▶ _Given data_:
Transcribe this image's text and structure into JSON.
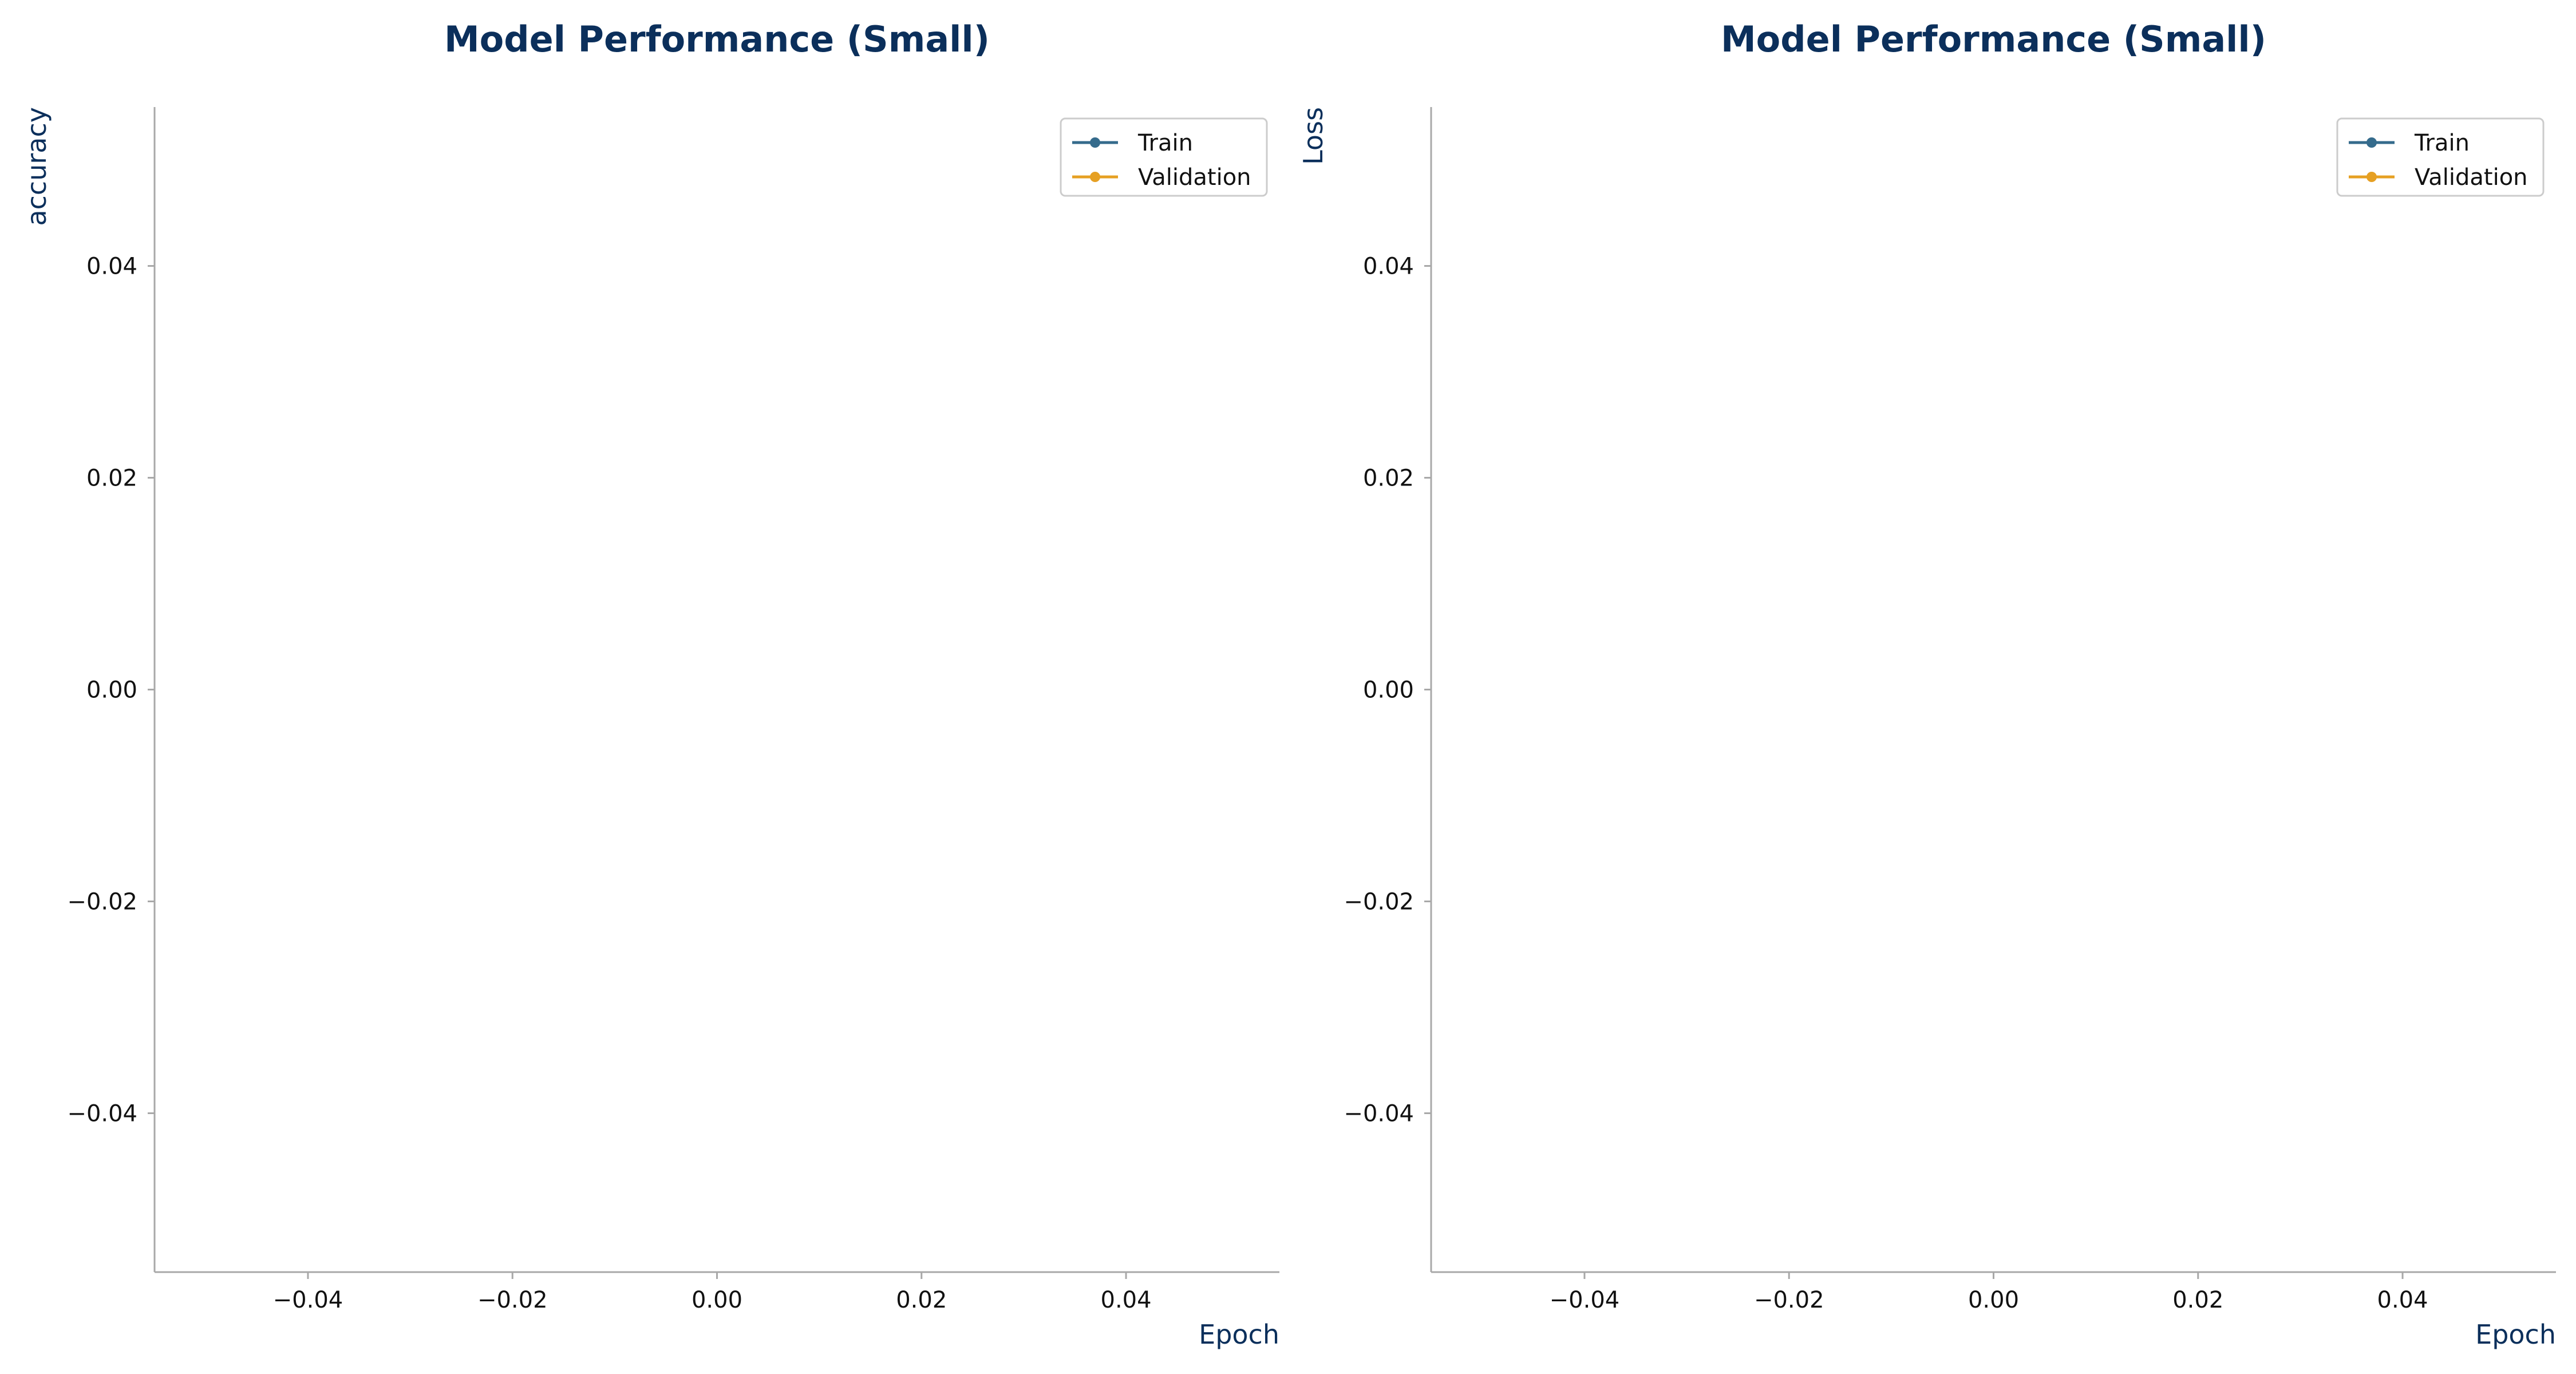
{
  "chart_data": [
    {
      "type": "line",
      "title": "Model Performance (Small)",
      "xlabel": "Epoch",
      "ylabel": "accuracy",
      "xlim": [
        -0.055,
        0.055
      ],
      "ylim": [
        -0.055,
        0.055
      ],
      "x_ticks": [
        -0.04,
        -0.02,
        0.0,
        0.02,
        0.04
      ],
      "y_ticks": [
        -0.04,
        -0.02,
        0.0,
        0.02,
        0.04
      ],
      "x_tick_labels": [
        "−0.04",
        "−0.02",
        "0.00",
        "0.02",
        "0.04"
      ],
      "y_tick_labels": [
        "−0.04",
        "−0.02",
        "0.00",
        "0.02",
        "0.04"
      ],
      "grid": false,
      "legend_position": "top-right",
      "series": [
        {
          "name": "Train",
          "color": "#356b8c",
          "marker": "circle",
          "x": [],
          "values": []
        },
        {
          "name": "Validation",
          "color": "#e6a023",
          "marker": "circle",
          "x": [],
          "values": []
        }
      ]
    },
    {
      "type": "line",
      "title": "Model Performance (Small)",
      "xlabel": "Epoch",
      "ylabel": "Loss",
      "xlim": [
        -0.055,
        0.055
      ],
      "ylim": [
        -0.055,
        0.055
      ],
      "x_ticks": [
        -0.04,
        -0.02,
        0.0,
        0.02,
        0.04
      ],
      "y_ticks": [
        -0.04,
        -0.02,
        0.0,
        0.02,
        0.04
      ],
      "x_tick_labels": [
        "−0.04",
        "−0.02",
        "0.00",
        "0.02",
        "0.04"
      ],
      "y_tick_labels": [
        "−0.04",
        "−0.02",
        "0.00",
        "0.02",
        "0.04"
      ],
      "grid": false,
      "legend_position": "top-right",
      "series": [
        {
          "name": "Train",
          "color": "#356b8c",
          "marker": "circle",
          "x": [],
          "values": []
        },
        {
          "name": "Validation",
          "color": "#e6a023",
          "marker": "circle",
          "x": [],
          "values": []
        }
      ]
    }
  ]
}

▶ _Brief_: Copy out each line word for word, please, skipping the images.

▶ _Task answer_:
Transcribe this image's text and structure into JSON.
{
  "chart_data": [
    {
      "type": "line",
      "title": "Model Performance (Small)",
      "xlabel": "Epoch",
      "ylabel": "accuracy",
      "xlim": [
        -0.055,
        0.055
      ],
      "ylim": [
        -0.055,
        0.055
      ],
      "x_ticks": [
        -0.04,
        -0.02,
        0.0,
        0.02,
        0.04
      ],
      "y_ticks": [
        -0.04,
        -0.02,
        0.0,
        0.02,
        0.04
      ],
      "x_tick_labels": [
        "−0.04",
        "−0.02",
        "0.00",
        "0.02",
        "0.04"
      ],
      "y_tick_labels": [
        "−0.04",
        "−0.02",
        "0.00",
        "0.02",
        "0.04"
      ],
      "grid": false,
      "legend_position": "top-right",
      "series": [
        {
          "name": "Train",
          "color": "#356b8c",
          "marker": "circle",
          "x": [],
          "values": []
        },
        {
          "name": "Validation",
          "color": "#e6a023",
          "marker": "circle",
          "x": [],
          "values": []
        }
      ]
    },
    {
      "type": "line",
      "title": "Model Performance (Small)",
      "xlabel": "Epoch",
      "ylabel": "Loss",
      "xlim": [
        -0.055,
        0.055
      ],
      "ylim": [
        -0.055,
        0.055
      ],
      "x_ticks": [
        -0.04,
        -0.02,
        0.0,
        0.02,
        0.04
      ],
      "y_ticks": [
        -0.04,
        -0.02,
        0.0,
        0.02,
        0.04
      ],
      "x_tick_labels": [
        "−0.04",
        "−0.02",
        "0.00",
        "0.02",
        "0.04"
      ],
      "y_tick_labels": [
        "−0.04",
        "−0.02",
        "0.00",
        "0.02",
        "0.04"
      ],
      "grid": false,
      "legend_position": "top-right",
      "series": [
        {
          "name": "Train",
          "color": "#356b8c",
          "marker": "circle",
          "x": [],
          "values": []
        },
        {
          "name": "Validation",
          "color": "#e6a023",
          "marker": "circle",
          "x": [],
          "values": []
        }
      ]
    }
  ]
}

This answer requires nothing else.